§ Instructions for the task: All the data should be repeated exactly. Any image in it is left out.

§ Exercise inputs:
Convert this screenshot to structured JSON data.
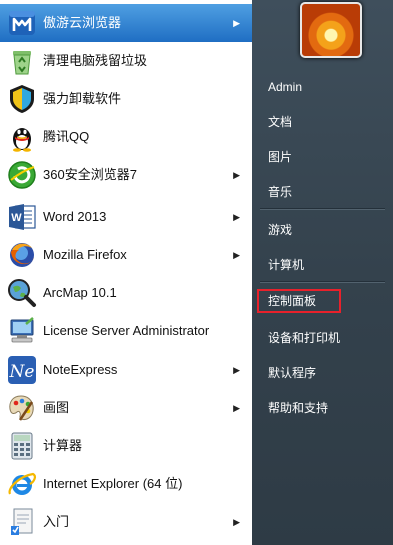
{
  "programs": [
    {
      "label": "傲游云浏览器",
      "icon": "maxthon-icon",
      "has_arrow": true,
      "selected": true
    },
    {
      "label": "清理电脑残留垃圾",
      "icon": "recycle-bin-icon",
      "has_arrow": false
    },
    {
      "label": "强力卸载软件",
      "icon": "uninstaller-icon",
      "has_arrow": false
    },
    {
      "label": "腾讯QQ",
      "icon": "qq-penguin-icon",
      "has_arrow": false
    },
    {
      "label": "360安全浏览器7",
      "icon": "360-browser-icon",
      "has_arrow": true
    },
    {
      "label": "Word 2013",
      "icon": "word-icon",
      "has_arrow": true
    },
    {
      "label": "Mozilla Firefox",
      "icon": "firefox-icon",
      "has_arrow": true
    },
    {
      "label": "ArcMap 10.1",
      "icon": "arcmap-icon",
      "has_arrow": false
    },
    {
      "label": "License Server Administrator",
      "icon": "license-server-icon",
      "has_arrow": false
    },
    {
      "label": "NoteExpress",
      "icon": "noteexpress-icon",
      "has_arrow": true
    },
    {
      "label": "画图",
      "icon": "paint-icon",
      "has_arrow": true
    },
    {
      "label": "计算器",
      "icon": "calculator-icon",
      "has_arrow": false
    },
    {
      "label": "Internet Explorer (64 位)",
      "icon": "internet-explorer-icon",
      "has_arrow": false
    },
    {
      "label": "入门",
      "icon": "getting-started-icon",
      "has_arrow": true
    }
  ],
  "right_pane": {
    "user_picture": "flower-avatar",
    "links": [
      "Admin",
      "文档",
      "图片",
      "音乐",
      "游戏",
      "计算机",
      "控制面板",
      "设备和打印机",
      "默认程序",
      "帮助和支持"
    ],
    "highlighted": "控制面板",
    "highlight_color": "#e8212b"
  },
  "colors": {
    "right_bg": "#3a4853",
    "selection": "#2f7fd3"
  }
}
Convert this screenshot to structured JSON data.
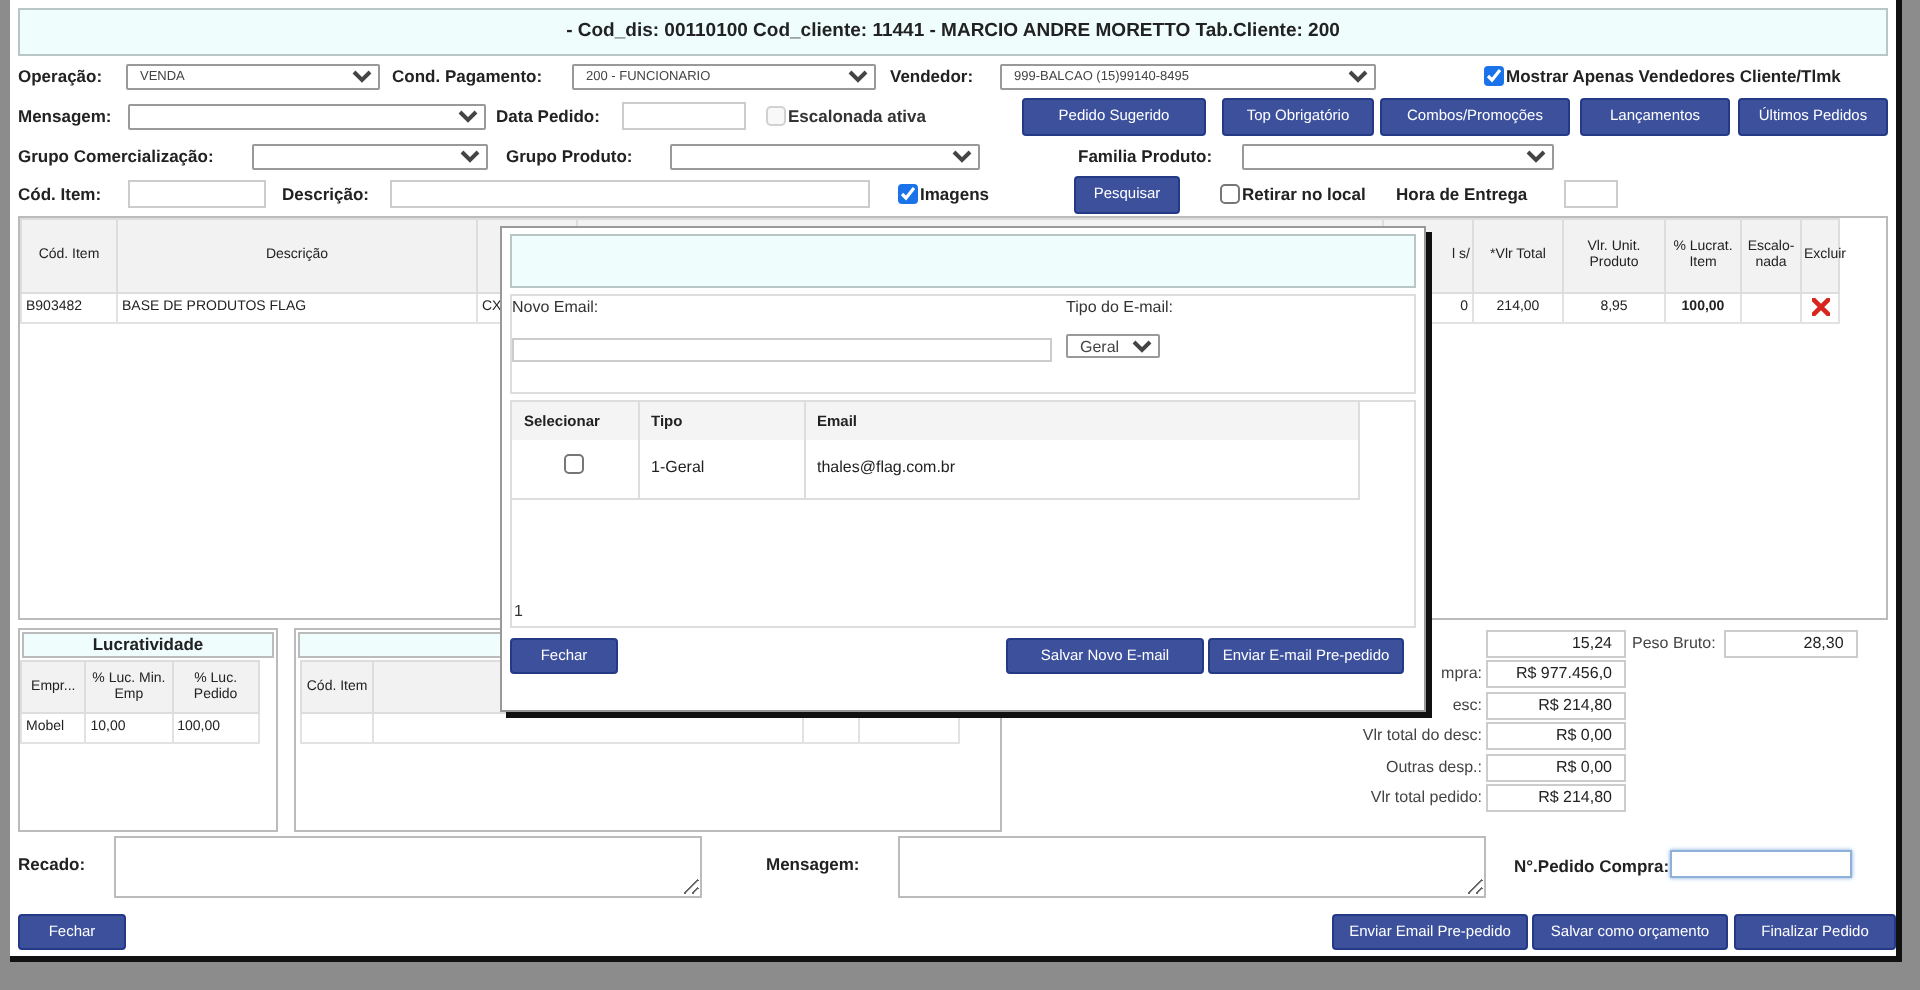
{
  "header": {
    "title": "- Cod_dis: 00110100 Cod_cliente: 11441 - MARCIO ANDRE MORETTO Tab.Cliente: 200"
  },
  "form_rows": [
    [
      {
        "kind": "label",
        "text": "Operação:"
      },
      {
        "kind": "select",
        "value": "VENDA"
      },
      {
        "kind": "label",
        "text": "Cond. Pagamento:"
      },
      {
        "kind": "select",
        "value": "200 - FUNCIONARIO"
      },
      {
        "kind": "label",
        "text": "Vendedor:"
      },
      {
        "kind": "select",
        "value": "999-BALCAO (15)99140-8495"
      },
      {
        "kind": "checkbox",
        "label": "Mostrar Apenas Vendedores Cliente/Tlmk",
        "checked": true,
        "disabled": false
      }
    ],
    [
      {
        "kind": "label",
        "text": "Mensagem:"
      },
      {
        "kind": "select"
      },
      {
        "kind": "label",
        "text": "Data Pedido:"
      },
      {
        "kind": "input"
      },
      {
        "kind": "checkbox",
        "label": "Escalonada ativa",
        "checked": false,
        "disabled": true
      },
      {
        "kind": "button",
        "label": "Pedido Sugerido"
      },
      {
        "kind": "button",
        "label": "Top Obrigatório"
      },
      {
        "kind": "button",
        "label": "Combos/Promoções"
      },
      {
        "kind": "button",
        "label": "Lançamentos"
      },
      {
        "kind": "button",
        "label": "Últimos Pedidos"
      }
    ],
    [
      {
        "kind": "label",
        "text": "Grupo Comercialização:"
      },
      {
        "kind": "select"
      },
      {
        "kind": "label",
        "text": "Grupo Produto:"
      },
      {
        "kind": "select"
      },
      {
        "kind": "label",
        "text": "Familia Produto:"
      },
      {
        "kind": "select"
      }
    ],
    [
      {
        "kind": "label",
        "text": "Cód. Item:"
      },
      {
        "kind": "input"
      },
      {
        "kind": "label",
        "text": "Descrição:"
      },
      {
        "kind": "input"
      },
      {
        "kind": "checkbox",
        "label": "Imagens",
        "checked": true,
        "disabled": false
      },
      {
        "kind": "button",
        "label": "Pesquisar"
      },
      {
        "kind": "checkbox",
        "label": "Retirar no local",
        "checked": false,
        "disabled": false
      },
      {
        "kind": "label",
        "text": "Hora de Entrega"
      },
      {
        "kind": "input"
      }
    ]
  ],
  "items_table": {
    "columns": [
      "Cód. Item",
      "Descrição",
      "l s/",
      "*Vlr Total",
      "Vlr. Unit. Produto",
      "% Lucrat. Item",
      "Escalo-nada",
      "Excluir"
    ],
    "rows": [
      {
        "cod_item": "B903482",
        "descricao": "BASE DE PRODUTOS FLAG",
        "column_3": "CX",
        "column_4": "0",
        "vlr_total": "214,00",
        "vlr_unit": "8,95",
        "lucrat": "100,00"
      }
    ]
  },
  "lucratividade": {
    "title": "Lucratividade",
    "columns": [
      "Empr...",
      "% Luc. Min. Emp",
      "% Luc. Pedido"
    ],
    "rows": [
      [
        "Mobel",
        "10,00",
        "100,00"
      ]
    ]
  },
  "second_panel": {
    "columns": [
      "Cód. Item"
    ]
  },
  "totals": [
    {
      "value": "15,24"
    },
    {
      "label": "mpra:",
      "value": "R$ 977.456,0"
    },
    {
      "label": "esc:",
      "value": "R$ 214,80"
    },
    {
      "label": "Vlr total do desc:",
      "value": "R$ 0,00"
    },
    {
      "label": "Outras desp.:",
      "value": "R$ 0,00"
    },
    {
      "label": "Vlr total pedido:",
      "value": "R$ 214,80"
    }
  ],
  "peso_bruto": {
    "label": "Peso Bruto:",
    "value": "28,30"
  },
  "notes": {
    "recado_label": "Recado:",
    "mensagem_label": "Mensagem:",
    "pedido_compra_label": "N°.Pedido Compra:"
  },
  "footer_buttons": [
    "Fechar",
    "Enviar Email Pre-pedido",
    "Salvar como orçamento",
    "Finalizar Pedido"
  ],
  "email_modal": {
    "novo_email_label": "Novo Email:",
    "tipo_label": "Tipo do E-mail:",
    "tipo_value": "Geral",
    "columns": [
      "Selecionar",
      "Tipo",
      "Email"
    ],
    "rows": [
      {
        "checked": false,
        "tipo": "1-Geral",
        "email": "thales@flag.com.br"
      }
    ],
    "pager": "1",
    "buttons": [
      "Fechar",
      "Salvar Novo E-mail",
      "Enviar E-mail Pre-pedido"
    ]
  }
}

§ Written answer:
Convert this screenshot to structured JSON data.
{
  "programs": [
    {
      "label": "傲游云浏览器",
      "icon": "maxthon-icon",
      "has_arrow": true,
      "selected": true
    },
    {
      "label": "清理电脑残留垃圾",
      "icon": "recycle-bin-icon",
      "has_arrow": false
    },
    {
      "label": "强力卸载软件",
      "icon": "uninstaller-icon",
      "has_arrow": false
    },
    {
      "label": "腾讯QQ",
      "icon": "qq-penguin-icon",
      "has_arrow": false
    },
    {
      "label": "360安全浏览器7",
      "icon": "360-browser-icon",
      "has_arrow": true
    },
    {
      "label": "Word 2013",
      "icon": "word-icon",
      "has_arrow": true
    },
    {
      "label": "Mozilla Firefox",
      "icon": "firefox-icon",
      "has_arrow": true
    },
    {
      "label": "ArcMap 10.1",
      "icon": "arcmap-icon",
      "has_arrow": false
    },
    {
      "label": "License Server Administrator",
      "icon": "license-server-icon",
      "has_arrow": false
    },
    {
      "label": "NoteExpress",
      "icon": "noteexpress-icon",
      "has_arrow": true
    },
    {
      "label": "画图",
      "icon": "paint-icon",
      "has_arrow": true
    },
    {
      "label": "计算器",
      "icon": "calculator-icon",
      "has_arrow": false
    },
    {
      "label": "Internet Explorer (64 位)",
      "icon": "internet-explorer-icon",
      "has_arrow": false
    },
    {
      "label": "入门",
      "icon": "getting-started-icon",
      "has_arrow": true
    }
  ],
  "right_pane": {
    "user_picture": "flower-avatar",
    "links": [
      "Admin",
      "文档",
      "图片",
      "音乐",
      "游戏",
      "计算机",
      "控制面板",
      "设备和打印机",
      "默认程序",
      "帮助和支持"
    ],
    "highlighted": "控制面板",
    "highlight_color": "#e8212b"
  },
  "colors": {
    "right_bg": "#3a4853",
    "selection": "#2f7fd3"
  }
}
Convert this screenshot to structured JSON data.
{
  "header": {
    "title": "- Cod_dis: 00110100 Cod_cliente: 11441 - MARCIO ANDRE MORETTO Tab.Cliente: 200"
  },
  "form_rows": [
    [
      {
        "kind": "label",
        "text": "Operação:"
      },
      {
        "kind": "select",
        "value": "VENDA"
      },
      {
        "kind": "label",
        "text": "Cond. Pagamento:"
      },
      {
        "kind": "select",
        "value": "200 - FUNCIONARIO"
      },
      {
        "kind": "label",
        "text": "Vendedor:"
      },
      {
        "kind": "select",
        "value": "999-BALCAO (15)99140-8495"
      },
      {
        "kind": "checkbox",
        "label": "Mostrar Apenas Vendedores Cliente/Tlmk",
        "checked": true,
        "disabled": false
      }
    ],
    [
      {
        "kind": "label",
        "text": "Mensagem:"
      },
      {
        "kind": "select"
      },
      {
        "kind": "label",
        "text": "Data Pedido:"
      },
      {
        "kind": "input"
      },
      {
        "kind": "checkbox",
        "label": "Escalonada ativa",
        "checked": false,
        "disabled": true
      },
      {
        "kind": "button",
        "label": "Pedido Sugerido"
      },
      {
        "kind": "button",
        "label": "Top Obrigatório"
      },
      {
        "kind": "button",
        "label": "Combos/Promoções"
      },
      {
        "kind": "button",
        "label": "Lançamentos"
      },
      {
        "kind": "button",
        "label": "Últimos Pedidos"
      }
    ],
    [
      {
        "kind": "label",
        "text": "Grupo Comercialização:"
      },
      {
        "kind": "select"
      },
      {
        "kind": "label",
        "text": "Grupo Produto:"
      },
      {
        "kind": "select"
      },
      {
        "kind": "label",
        "text": "Familia Produto:"
      },
      {
        "kind": "select"
      }
    ],
    [
      {
        "kind": "label",
        "text": "Cód. Item:"
      },
      {
        "kind": "input"
      },
      {
        "kind": "label",
        "text": "Descrição:"
      },
      {
        "kind": "input"
      },
      {
        "kind": "checkbox",
        "label": "Imagens",
        "checked": true,
        "disabled": false
      },
      {
        "kind": "button",
        "label": "Pesquisar"
      },
      {
        "kind": "checkbox",
        "label": "Retirar no local",
        "checked": false,
        "disabled": false
      },
      {
        "kind": "label",
        "text": "Hora de Entrega"
      },
      {
        "kind": "input"
      }
    ]
  ],
  "items_table": {
    "columns": [
      "Cód. Item",
      "Descrição",
      "l s/",
      "*Vlr Total",
      "Vlr. Unit. Produto",
      "% Lucrat. Item",
      "Escalo-nada",
      "Excluir"
    ],
    "rows": [
      {
        "cod_item": "B903482",
        "descricao": "BASE DE PRODUTOS FLAG",
        "column_3": "CX",
        "column_4": "0",
        "vlr_total": "214,00",
        "vlr_unit": "8,95",
        "lucrat": "100,00"
      }
    ]
  },
  "lucratividade": {
    "title": "Lucratividade",
    "columns": [
      "Empr...",
      "% Luc. Min. Emp",
      "% Luc. Pedido"
    ],
    "rows": [
      [
        "Mobel",
        "10,00",
        "100,00"
      ]
    ]
  },
  "second_panel": {
    "columns": [
      "Cód. Item"
    ]
  },
  "totals": [
    {
      "value": "15,24"
    },
    {
      "label": "mpra:",
      "value": "R$ 977.456,0"
    },
    {
      "label": "esc:",
      "value": "R$ 214,80"
    },
    {
      "label": "Vlr total do desc:",
      "value": "R$ 0,00"
    },
    {
      "label": "Outras desp.:",
      "value": "R$ 0,00"
    },
    {
      "label": "Vlr total pedido:",
      "value": "R$ 214,80"
    }
  ],
  "peso_bruto": {
    "label": "Peso Bruto:",
    "value": "28,30"
  },
  "notes": {
    "recado_label": "Recado:",
    "mensagem_label": "Mensagem:",
    "pedido_compra_label": "N°.Pedido Compra:"
  },
  "footer_buttons": [
    "Fechar",
    "Enviar Email Pre-pedido",
    "Salvar como orçamento",
    "Finalizar Pedido"
  ],
  "email_modal": {
    "novo_email_label": "Novo Email:",
    "tipo_label": "Tipo do E-mail:",
    "tipo_value": "Geral",
    "columns": [
      "Selecionar",
      "Tipo",
      "Email"
    ],
    "rows": [
      {
        "checked": false,
        "tipo": "1-Geral",
        "email": "thales@flag.com.br"
      }
    ],
    "pager": "1",
    "buttons": [
      "Fechar",
      "Salvar Novo E-mail",
      "Enviar E-mail Pre-pedido"
    ]
  }
}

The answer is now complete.